> WHAT YOU NEED TO DO: Pull out each line of the records holding the string "هیات".
☆ ☆ ☆ ☆
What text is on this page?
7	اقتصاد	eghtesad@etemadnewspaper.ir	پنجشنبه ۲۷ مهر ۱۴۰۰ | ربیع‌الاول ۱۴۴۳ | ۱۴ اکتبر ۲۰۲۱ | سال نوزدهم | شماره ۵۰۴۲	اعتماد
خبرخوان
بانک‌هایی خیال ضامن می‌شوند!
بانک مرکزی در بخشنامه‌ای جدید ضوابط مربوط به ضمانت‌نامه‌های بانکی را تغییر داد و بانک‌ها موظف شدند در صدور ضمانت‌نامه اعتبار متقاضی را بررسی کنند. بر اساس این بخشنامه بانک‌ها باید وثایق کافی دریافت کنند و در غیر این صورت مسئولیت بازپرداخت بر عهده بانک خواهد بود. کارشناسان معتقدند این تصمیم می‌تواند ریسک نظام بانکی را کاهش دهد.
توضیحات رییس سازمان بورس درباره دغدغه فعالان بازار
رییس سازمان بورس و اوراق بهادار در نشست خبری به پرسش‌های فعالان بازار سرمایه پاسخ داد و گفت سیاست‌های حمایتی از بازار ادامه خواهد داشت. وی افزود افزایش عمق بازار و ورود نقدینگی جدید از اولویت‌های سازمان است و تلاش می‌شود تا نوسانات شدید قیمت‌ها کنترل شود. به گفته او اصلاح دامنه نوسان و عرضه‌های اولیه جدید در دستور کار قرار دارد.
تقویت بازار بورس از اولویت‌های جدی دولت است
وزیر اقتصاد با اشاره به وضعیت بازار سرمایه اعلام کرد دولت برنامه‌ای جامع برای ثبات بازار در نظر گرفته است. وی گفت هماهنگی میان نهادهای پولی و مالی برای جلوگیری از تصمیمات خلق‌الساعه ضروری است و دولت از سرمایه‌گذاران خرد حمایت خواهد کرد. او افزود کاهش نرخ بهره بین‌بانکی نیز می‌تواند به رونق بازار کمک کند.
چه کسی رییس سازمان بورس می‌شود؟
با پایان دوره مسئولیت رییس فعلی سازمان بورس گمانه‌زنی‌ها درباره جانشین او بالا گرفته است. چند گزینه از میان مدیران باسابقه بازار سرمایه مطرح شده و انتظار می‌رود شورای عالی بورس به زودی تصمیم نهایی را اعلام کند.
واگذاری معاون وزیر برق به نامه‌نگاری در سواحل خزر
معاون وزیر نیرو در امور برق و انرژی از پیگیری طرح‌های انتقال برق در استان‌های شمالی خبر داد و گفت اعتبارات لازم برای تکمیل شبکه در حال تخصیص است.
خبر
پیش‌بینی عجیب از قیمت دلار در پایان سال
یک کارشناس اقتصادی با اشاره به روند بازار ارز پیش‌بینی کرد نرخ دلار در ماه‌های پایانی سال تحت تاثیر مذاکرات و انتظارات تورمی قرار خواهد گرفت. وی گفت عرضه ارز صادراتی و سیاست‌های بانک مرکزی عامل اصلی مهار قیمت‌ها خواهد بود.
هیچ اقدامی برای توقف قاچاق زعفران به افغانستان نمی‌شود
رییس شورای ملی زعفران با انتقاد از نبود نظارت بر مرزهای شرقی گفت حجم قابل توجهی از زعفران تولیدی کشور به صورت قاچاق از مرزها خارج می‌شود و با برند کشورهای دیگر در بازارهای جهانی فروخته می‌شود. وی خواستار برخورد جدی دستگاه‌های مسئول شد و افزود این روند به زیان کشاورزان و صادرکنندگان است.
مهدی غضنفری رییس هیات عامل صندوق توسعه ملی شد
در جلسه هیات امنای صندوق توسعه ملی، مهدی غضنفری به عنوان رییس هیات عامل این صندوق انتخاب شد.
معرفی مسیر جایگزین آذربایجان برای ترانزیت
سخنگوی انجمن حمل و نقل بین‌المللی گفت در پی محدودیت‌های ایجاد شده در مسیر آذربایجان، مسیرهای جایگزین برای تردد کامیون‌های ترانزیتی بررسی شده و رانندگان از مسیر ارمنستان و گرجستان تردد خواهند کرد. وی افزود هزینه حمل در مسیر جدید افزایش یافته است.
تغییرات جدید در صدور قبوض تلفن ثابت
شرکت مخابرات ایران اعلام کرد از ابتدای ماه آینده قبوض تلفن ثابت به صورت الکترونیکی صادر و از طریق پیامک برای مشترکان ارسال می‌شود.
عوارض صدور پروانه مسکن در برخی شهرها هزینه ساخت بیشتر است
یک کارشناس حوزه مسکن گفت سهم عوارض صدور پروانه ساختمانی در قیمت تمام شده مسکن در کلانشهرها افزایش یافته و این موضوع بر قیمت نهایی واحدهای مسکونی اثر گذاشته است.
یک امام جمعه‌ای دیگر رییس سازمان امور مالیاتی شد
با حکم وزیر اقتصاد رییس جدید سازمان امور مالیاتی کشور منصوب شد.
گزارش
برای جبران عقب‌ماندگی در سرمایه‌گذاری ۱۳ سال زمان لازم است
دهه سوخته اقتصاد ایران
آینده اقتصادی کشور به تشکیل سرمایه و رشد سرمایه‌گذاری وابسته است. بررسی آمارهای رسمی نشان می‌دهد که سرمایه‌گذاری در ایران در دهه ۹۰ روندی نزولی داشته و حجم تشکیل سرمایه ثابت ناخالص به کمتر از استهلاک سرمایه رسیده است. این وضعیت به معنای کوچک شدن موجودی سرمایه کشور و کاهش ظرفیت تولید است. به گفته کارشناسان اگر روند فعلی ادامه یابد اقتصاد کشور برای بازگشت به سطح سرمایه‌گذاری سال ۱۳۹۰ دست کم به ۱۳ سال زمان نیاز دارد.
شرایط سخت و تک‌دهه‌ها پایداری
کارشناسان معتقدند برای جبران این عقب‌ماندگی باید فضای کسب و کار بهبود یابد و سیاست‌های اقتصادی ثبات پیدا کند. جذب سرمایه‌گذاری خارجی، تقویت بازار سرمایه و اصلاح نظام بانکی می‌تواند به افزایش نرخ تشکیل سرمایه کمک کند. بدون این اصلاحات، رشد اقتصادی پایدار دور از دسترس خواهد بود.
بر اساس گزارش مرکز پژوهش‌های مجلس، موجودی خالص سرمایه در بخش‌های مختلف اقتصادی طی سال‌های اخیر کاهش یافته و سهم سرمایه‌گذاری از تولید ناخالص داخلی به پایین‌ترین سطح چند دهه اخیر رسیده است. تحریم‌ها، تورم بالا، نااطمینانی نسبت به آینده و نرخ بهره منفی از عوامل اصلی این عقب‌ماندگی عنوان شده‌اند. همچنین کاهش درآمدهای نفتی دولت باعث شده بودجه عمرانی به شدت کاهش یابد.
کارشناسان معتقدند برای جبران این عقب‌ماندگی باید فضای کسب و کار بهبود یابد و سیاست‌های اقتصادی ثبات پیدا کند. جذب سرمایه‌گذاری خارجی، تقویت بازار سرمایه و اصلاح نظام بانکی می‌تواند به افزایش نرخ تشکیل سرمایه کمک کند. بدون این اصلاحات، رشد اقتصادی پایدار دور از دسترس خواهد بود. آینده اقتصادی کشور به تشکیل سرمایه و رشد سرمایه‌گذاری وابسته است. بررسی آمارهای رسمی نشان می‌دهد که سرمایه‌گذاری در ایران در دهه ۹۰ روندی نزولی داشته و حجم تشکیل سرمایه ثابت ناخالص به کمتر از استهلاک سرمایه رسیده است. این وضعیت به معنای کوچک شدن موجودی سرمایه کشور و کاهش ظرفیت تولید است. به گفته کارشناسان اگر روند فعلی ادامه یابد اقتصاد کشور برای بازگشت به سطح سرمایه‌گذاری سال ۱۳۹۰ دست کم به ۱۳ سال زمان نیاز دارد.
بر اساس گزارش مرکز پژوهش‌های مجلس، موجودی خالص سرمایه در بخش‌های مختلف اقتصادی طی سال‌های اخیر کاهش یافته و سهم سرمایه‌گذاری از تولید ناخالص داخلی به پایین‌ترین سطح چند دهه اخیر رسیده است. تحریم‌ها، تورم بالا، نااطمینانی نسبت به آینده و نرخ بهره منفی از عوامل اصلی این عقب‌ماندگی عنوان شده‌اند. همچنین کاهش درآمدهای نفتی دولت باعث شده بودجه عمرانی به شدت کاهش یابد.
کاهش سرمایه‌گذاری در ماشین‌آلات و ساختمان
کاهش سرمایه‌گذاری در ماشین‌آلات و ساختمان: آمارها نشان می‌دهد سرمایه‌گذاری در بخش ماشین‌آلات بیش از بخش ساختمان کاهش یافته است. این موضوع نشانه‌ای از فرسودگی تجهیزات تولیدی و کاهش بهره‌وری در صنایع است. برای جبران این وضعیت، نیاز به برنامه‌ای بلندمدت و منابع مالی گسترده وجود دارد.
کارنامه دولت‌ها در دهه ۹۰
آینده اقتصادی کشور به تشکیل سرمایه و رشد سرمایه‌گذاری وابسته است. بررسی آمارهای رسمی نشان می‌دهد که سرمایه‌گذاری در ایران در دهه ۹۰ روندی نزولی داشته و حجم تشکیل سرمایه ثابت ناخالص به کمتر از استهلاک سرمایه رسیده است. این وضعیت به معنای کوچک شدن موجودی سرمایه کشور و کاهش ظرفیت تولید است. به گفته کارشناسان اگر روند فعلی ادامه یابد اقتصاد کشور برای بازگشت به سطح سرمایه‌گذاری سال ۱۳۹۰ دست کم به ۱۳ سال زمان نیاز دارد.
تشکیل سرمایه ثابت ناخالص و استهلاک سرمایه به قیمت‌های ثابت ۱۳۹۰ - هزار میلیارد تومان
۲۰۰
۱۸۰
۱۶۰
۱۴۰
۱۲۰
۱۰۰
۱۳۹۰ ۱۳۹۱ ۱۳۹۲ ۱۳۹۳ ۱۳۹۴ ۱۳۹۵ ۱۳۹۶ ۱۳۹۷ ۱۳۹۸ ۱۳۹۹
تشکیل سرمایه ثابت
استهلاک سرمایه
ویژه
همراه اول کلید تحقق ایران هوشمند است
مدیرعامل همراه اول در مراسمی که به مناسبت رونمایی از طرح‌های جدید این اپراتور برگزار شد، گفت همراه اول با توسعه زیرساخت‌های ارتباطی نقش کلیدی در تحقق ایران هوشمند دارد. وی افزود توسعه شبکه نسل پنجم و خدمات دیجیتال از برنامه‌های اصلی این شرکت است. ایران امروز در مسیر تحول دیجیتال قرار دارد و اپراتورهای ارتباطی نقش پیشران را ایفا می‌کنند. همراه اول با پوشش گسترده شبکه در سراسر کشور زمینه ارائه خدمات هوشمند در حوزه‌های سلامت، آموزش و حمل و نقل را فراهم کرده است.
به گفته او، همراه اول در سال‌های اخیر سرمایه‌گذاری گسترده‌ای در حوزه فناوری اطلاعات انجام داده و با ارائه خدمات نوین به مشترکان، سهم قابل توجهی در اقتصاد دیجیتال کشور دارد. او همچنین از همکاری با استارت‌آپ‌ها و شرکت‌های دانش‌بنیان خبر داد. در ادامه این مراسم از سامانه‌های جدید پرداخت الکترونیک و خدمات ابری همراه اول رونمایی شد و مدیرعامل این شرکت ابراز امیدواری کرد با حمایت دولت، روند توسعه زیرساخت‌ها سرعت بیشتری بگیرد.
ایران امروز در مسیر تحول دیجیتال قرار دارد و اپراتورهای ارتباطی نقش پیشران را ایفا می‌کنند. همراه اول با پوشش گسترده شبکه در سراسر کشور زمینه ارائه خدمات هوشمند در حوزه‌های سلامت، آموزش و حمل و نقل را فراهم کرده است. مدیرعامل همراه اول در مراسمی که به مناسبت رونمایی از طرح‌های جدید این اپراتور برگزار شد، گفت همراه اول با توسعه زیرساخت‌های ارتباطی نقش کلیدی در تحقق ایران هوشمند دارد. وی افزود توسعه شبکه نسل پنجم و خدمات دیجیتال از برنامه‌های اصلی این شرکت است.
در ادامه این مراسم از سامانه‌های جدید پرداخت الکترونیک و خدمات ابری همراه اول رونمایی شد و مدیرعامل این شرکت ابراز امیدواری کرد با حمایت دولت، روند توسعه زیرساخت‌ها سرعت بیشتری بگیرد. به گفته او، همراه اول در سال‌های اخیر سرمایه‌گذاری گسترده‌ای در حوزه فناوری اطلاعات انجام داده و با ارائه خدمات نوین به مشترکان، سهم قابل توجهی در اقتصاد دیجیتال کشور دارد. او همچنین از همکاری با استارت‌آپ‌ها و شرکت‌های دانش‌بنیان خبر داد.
☆ ☆ ☆ ☆
> RESPONSE TO THE TASK:
مهدی غضنفری رییس هیات عامل صندوق توسعه ملی شد
در جلسه هیات امنای صندوق توسعه ملی، مهدی غضنفری به عنوان رییس هیات عامل این صندوق انتخاب شد.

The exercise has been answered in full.